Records
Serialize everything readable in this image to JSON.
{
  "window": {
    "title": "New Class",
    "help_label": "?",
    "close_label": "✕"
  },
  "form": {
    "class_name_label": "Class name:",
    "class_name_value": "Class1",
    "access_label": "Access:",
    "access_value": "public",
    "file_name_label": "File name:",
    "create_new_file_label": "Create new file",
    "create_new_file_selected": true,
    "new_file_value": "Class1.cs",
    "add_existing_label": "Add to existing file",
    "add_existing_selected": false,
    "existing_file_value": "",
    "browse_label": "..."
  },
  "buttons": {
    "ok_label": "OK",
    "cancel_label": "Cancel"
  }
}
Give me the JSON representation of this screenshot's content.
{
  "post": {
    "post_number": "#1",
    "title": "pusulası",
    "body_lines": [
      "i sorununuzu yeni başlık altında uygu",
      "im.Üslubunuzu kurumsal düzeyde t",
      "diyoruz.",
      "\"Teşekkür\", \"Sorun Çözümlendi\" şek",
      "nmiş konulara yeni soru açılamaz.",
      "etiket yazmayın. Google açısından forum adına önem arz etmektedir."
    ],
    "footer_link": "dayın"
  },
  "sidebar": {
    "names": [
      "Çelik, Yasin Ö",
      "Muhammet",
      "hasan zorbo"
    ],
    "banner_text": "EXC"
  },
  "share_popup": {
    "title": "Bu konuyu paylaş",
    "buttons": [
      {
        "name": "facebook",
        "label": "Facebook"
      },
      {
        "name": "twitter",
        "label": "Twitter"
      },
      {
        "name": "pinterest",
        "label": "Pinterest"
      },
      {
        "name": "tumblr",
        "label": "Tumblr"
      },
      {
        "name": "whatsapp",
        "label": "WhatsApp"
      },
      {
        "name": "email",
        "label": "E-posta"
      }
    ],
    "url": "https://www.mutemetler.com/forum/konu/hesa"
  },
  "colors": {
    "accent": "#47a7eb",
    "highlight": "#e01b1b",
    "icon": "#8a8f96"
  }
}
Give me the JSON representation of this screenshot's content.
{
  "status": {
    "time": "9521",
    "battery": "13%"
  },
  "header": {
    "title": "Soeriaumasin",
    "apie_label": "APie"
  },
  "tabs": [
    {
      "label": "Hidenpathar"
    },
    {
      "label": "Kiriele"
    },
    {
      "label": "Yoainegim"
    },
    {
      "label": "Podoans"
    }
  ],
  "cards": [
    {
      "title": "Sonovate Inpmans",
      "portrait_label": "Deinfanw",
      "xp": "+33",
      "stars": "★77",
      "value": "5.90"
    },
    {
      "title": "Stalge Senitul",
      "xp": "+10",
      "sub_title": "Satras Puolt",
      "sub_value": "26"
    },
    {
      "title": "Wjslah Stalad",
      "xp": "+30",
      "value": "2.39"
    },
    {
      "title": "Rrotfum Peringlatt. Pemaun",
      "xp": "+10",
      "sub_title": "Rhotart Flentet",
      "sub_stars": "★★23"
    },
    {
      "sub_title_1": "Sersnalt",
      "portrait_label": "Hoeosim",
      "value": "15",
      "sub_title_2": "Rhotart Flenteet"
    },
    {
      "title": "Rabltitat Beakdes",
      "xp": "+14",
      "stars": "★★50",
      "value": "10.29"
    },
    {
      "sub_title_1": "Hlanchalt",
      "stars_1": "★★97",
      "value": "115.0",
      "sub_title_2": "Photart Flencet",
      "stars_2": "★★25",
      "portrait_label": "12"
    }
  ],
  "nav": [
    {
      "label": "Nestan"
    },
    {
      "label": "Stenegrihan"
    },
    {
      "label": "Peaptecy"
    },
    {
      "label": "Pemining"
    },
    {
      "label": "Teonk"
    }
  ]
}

> **REQUIRED TASK**
Collect every line with the string "forum" from the records, and copy each.

> **EXERCISE RESULT**
      "etiket yazmayın. Google açısından forum adına önem arz etmektedir."
    "url": "https://www.mutemetler.com/forum/konu/hesa"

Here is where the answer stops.